### Task input
┄┄┄┄┄┄┄┄┄┄┄┄┄┄┄┄┄┄┄┄

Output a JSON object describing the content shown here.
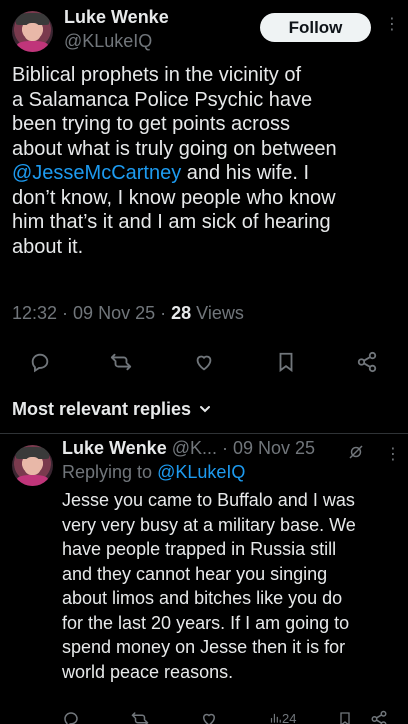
{
  "main_post": {
    "author_name": "Luke Wenke",
    "author_handle": "@KLukeIQ",
    "follow_label": "Follow",
    "body_lines": [
      "Biblical prophets in the vicinity of",
      "a Salamanca Police Psychic have",
      "been trying to get points across",
      "about what is truly going on between"
    ],
    "mention": "@JesseMcCartney",
    "body_after_mention": " and his wife.  I",
    "body_lines_2": [
      "don’t know, I know people who know",
      "him that’s it and I am sick of hearing",
      "about it."
    ],
    "time": "12:32",
    "sep1": " · ",
    "date": "09 Nov 25",
    "sep2": " · ",
    "views_count": "28",
    "views_label": " Views"
  },
  "replies_sort": {
    "label": "Most relevant replies",
    "chevron": "⌄"
  },
  "reply": {
    "author_name": "Luke Wenke",
    "author_handle": "@K...",
    "sep": " · ",
    "date": "09 Nov 25",
    "replying_to_label": "Replying to ",
    "replying_to_handle": "@KLukeIQ",
    "body_lines": [
      "Jesse you came to Buffalo and I was",
      "very very busy at a military base.  We",
      "have people trapped in Russia still",
      "and they cannot hear you singing",
      "about limos and bitches like you do",
      "for the last 20 years.  If I am going to",
      "spend money on Jesse then it is for",
      "world peace reasons."
    ],
    "views_count": "24"
  },
  "colors": {
    "background": "#000000",
    "text": "#e7e9ea",
    "muted": "#71767b",
    "link": "#1d9bf0",
    "divider": "#2f3336"
  }
}
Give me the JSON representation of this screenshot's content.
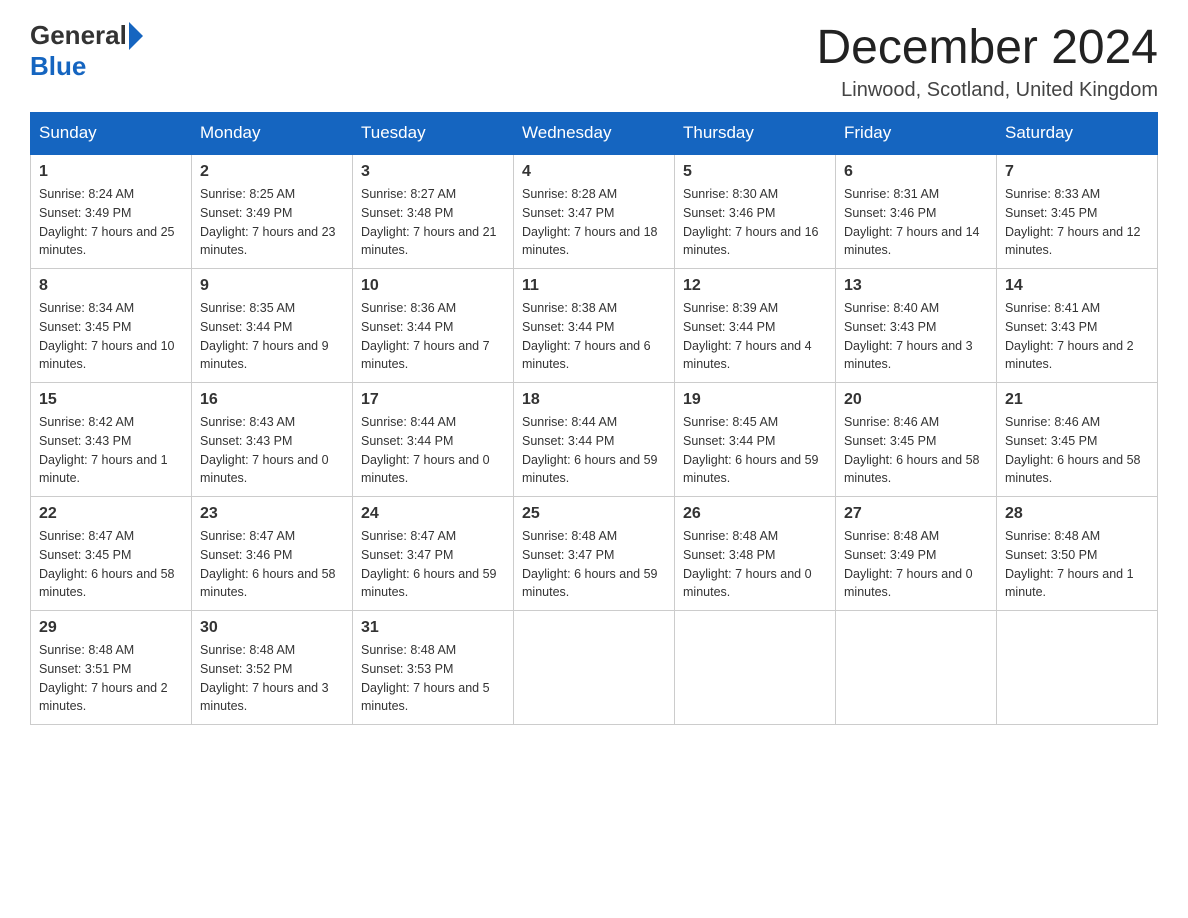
{
  "logo": {
    "text_general": "General",
    "text_blue": "Blue"
  },
  "header": {
    "month_title": "December 2024",
    "location": "Linwood, Scotland, United Kingdom"
  },
  "days_of_week": [
    "Sunday",
    "Monday",
    "Tuesday",
    "Wednesday",
    "Thursday",
    "Friday",
    "Saturday"
  ],
  "weeks": [
    [
      {
        "day": "1",
        "sunrise": "Sunrise: 8:24 AM",
        "sunset": "Sunset: 3:49 PM",
        "daylight": "Daylight: 7 hours and 25 minutes."
      },
      {
        "day": "2",
        "sunrise": "Sunrise: 8:25 AM",
        "sunset": "Sunset: 3:49 PM",
        "daylight": "Daylight: 7 hours and 23 minutes."
      },
      {
        "day": "3",
        "sunrise": "Sunrise: 8:27 AM",
        "sunset": "Sunset: 3:48 PM",
        "daylight": "Daylight: 7 hours and 21 minutes."
      },
      {
        "day": "4",
        "sunrise": "Sunrise: 8:28 AM",
        "sunset": "Sunset: 3:47 PM",
        "daylight": "Daylight: 7 hours and 18 minutes."
      },
      {
        "day": "5",
        "sunrise": "Sunrise: 8:30 AM",
        "sunset": "Sunset: 3:46 PM",
        "daylight": "Daylight: 7 hours and 16 minutes."
      },
      {
        "day": "6",
        "sunrise": "Sunrise: 8:31 AM",
        "sunset": "Sunset: 3:46 PM",
        "daylight": "Daylight: 7 hours and 14 minutes."
      },
      {
        "day": "7",
        "sunrise": "Sunrise: 8:33 AM",
        "sunset": "Sunset: 3:45 PM",
        "daylight": "Daylight: 7 hours and 12 minutes."
      }
    ],
    [
      {
        "day": "8",
        "sunrise": "Sunrise: 8:34 AM",
        "sunset": "Sunset: 3:45 PM",
        "daylight": "Daylight: 7 hours and 10 minutes."
      },
      {
        "day": "9",
        "sunrise": "Sunrise: 8:35 AM",
        "sunset": "Sunset: 3:44 PM",
        "daylight": "Daylight: 7 hours and 9 minutes."
      },
      {
        "day": "10",
        "sunrise": "Sunrise: 8:36 AM",
        "sunset": "Sunset: 3:44 PM",
        "daylight": "Daylight: 7 hours and 7 minutes."
      },
      {
        "day": "11",
        "sunrise": "Sunrise: 8:38 AM",
        "sunset": "Sunset: 3:44 PM",
        "daylight": "Daylight: 7 hours and 6 minutes."
      },
      {
        "day": "12",
        "sunrise": "Sunrise: 8:39 AM",
        "sunset": "Sunset: 3:44 PM",
        "daylight": "Daylight: 7 hours and 4 minutes."
      },
      {
        "day": "13",
        "sunrise": "Sunrise: 8:40 AM",
        "sunset": "Sunset: 3:43 PM",
        "daylight": "Daylight: 7 hours and 3 minutes."
      },
      {
        "day": "14",
        "sunrise": "Sunrise: 8:41 AM",
        "sunset": "Sunset: 3:43 PM",
        "daylight": "Daylight: 7 hours and 2 minutes."
      }
    ],
    [
      {
        "day": "15",
        "sunrise": "Sunrise: 8:42 AM",
        "sunset": "Sunset: 3:43 PM",
        "daylight": "Daylight: 7 hours and 1 minute."
      },
      {
        "day": "16",
        "sunrise": "Sunrise: 8:43 AM",
        "sunset": "Sunset: 3:43 PM",
        "daylight": "Daylight: 7 hours and 0 minutes."
      },
      {
        "day": "17",
        "sunrise": "Sunrise: 8:44 AM",
        "sunset": "Sunset: 3:44 PM",
        "daylight": "Daylight: 7 hours and 0 minutes."
      },
      {
        "day": "18",
        "sunrise": "Sunrise: 8:44 AM",
        "sunset": "Sunset: 3:44 PM",
        "daylight": "Daylight: 6 hours and 59 minutes."
      },
      {
        "day": "19",
        "sunrise": "Sunrise: 8:45 AM",
        "sunset": "Sunset: 3:44 PM",
        "daylight": "Daylight: 6 hours and 59 minutes."
      },
      {
        "day": "20",
        "sunrise": "Sunrise: 8:46 AM",
        "sunset": "Sunset: 3:45 PM",
        "daylight": "Daylight: 6 hours and 58 minutes."
      },
      {
        "day": "21",
        "sunrise": "Sunrise: 8:46 AM",
        "sunset": "Sunset: 3:45 PM",
        "daylight": "Daylight: 6 hours and 58 minutes."
      }
    ],
    [
      {
        "day": "22",
        "sunrise": "Sunrise: 8:47 AM",
        "sunset": "Sunset: 3:45 PM",
        "daylight": "Daylight: 6 hours and 58 minutes."
      },
      {
        "day": "23",
        "sunrise": "Sunrise: 8:47 AM",
        "sunset": "Sunset: 3:46 PM",
        "daylight": "Daylight: 6 hours and 58 minutes."
      },
      {
        "day": "24",
        "sunrise": "Sunrise: 8:47 AM",
        "sunset": "Sunset: 3:47 PM",
        "daylight": "Daylight: 6 hours and 59 minutes."
      },
      {
        "day": "25",
        "sunrise": "Sunrise: 8:48 AM",
        "sunset": "Sunset: 3:47 PM",
        "daylight": "Daylight: 6 hours and 59 minutes."
      },
      {
        "day": "26",
        "sunrise": "Sunrise: 8:48 AM",
        "sunset": "Sunset: 3:48 PM",
        "daylight": "Daylight: 7 hours and 0 minutes."
      },
      {
        "day": "27",
        "sunrise": "Sunrise: 8:48 AM",
        "sunset": "Sunset: 3:49 PM",
        "daylight": "Daylight: 7 hours and 0 minutes."
      },
      {
        "day": "28",
        "sunrise": "Sunrise: 8:48 AM",
        "sunset": "Sunset: 3:50 PM",
        "daylight": "Daylight: 7 hours and 1 minute."
      }
    ],
    [
      {
        "day": "29",
        "sunrise": "Sunrise: 8:48 AM",
        "sunset": "Sunset: 3:51 PM",
        "daylight": "Daylight: 7 hours and 2 minutes."
      },
      {
        "day": "30",
        "sunrise": "Sunrise: 8:48 AM",
        "sunset": "Sunset: 3:52 PM",
        "daylight": "Daylight: 7 hours and 3 minutes."
      },
      {
        "day": "31",
        "sunrise": "Sunrise: 8:48 AM",
        "sunset": "Sunset: 3:53 PM",
        "daylight": "Daylight: 7 hours and 5 minutes."
      },
      null,
      null,
      null,
      null
    ]
  ]
}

┄┄┄┄┄┄┄┄┄┄┄┄┄┄┄┄┄┄┄┄

Only a number is wanted: how many lines of the material above hold "people"?

### Exercise output
2